● Instruction:
Repeat the listing in full, exactly as it stands.

[Dataset items]
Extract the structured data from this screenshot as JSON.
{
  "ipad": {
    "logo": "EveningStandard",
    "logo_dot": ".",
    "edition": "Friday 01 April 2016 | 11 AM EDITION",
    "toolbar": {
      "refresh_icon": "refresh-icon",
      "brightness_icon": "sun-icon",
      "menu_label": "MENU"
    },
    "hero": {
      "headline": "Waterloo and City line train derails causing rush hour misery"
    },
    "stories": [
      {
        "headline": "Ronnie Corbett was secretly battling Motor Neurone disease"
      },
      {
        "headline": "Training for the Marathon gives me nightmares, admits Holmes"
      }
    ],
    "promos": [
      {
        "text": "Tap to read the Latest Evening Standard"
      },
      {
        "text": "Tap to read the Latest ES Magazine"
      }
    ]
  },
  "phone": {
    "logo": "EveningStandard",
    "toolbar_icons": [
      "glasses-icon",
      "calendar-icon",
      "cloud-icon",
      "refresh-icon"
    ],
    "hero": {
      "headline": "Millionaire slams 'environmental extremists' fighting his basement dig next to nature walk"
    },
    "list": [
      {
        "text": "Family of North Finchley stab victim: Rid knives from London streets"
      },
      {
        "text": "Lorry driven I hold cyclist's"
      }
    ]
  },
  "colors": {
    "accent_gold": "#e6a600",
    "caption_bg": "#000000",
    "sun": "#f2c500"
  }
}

● Solution for this problem:
Extract the structured data from this screenshot as JSON.
{
  "ipad": {
    "logo": "EveningStandard",
    "logo_dot": ".",
    "edition": "Friday 01 April 2016 | 11 AM EDITION",
    "toolbar": {
      "refresh_icon": "refresh-icon",
      "brightness_icon": "sun-icon",
      "menu_label": "MENU"
    },
    "hero": {
      "headline": "Waterloo and City line train derails causing rush hour misery"
    },
    "stories": [
      {
        "headline": "Ronnie Corbett was secretly battling Motor Neurone disease"
      },
      {
        "headline": "Training for the Marathon gives me nightmares, admits Holmes"
      }
    ],
    "promos": [
      {
        "text": "Tap to read the Latest Evening Standard"
      },
      {
        "text": "Tap to read the Latest ES Magazine"
      }
    ]
  },
  "phone": {
    "logo": "EveningStandard",
    "toolbar_icons": [
      "glasses-icon",
      "calendar-icon",
      "cloud-icon",
      "refresh-icon"
    ],
    "hero": {
      "headline": "Millionaire slams 'environmental extremists' fighting his basement dig next to nature walk"
    },
    "list": [
      {
        "text": "Family of North Finchley stab victim: Rid knives from London streets"
      },
      {
        "text": "Lorry driven I hold cyclist's"
      }
    ]
  },
  "colors": {
    "accent_gold": "#e6a600",
    "caption_bg": "#000000",
    "sun": "#f2c500"
  }
}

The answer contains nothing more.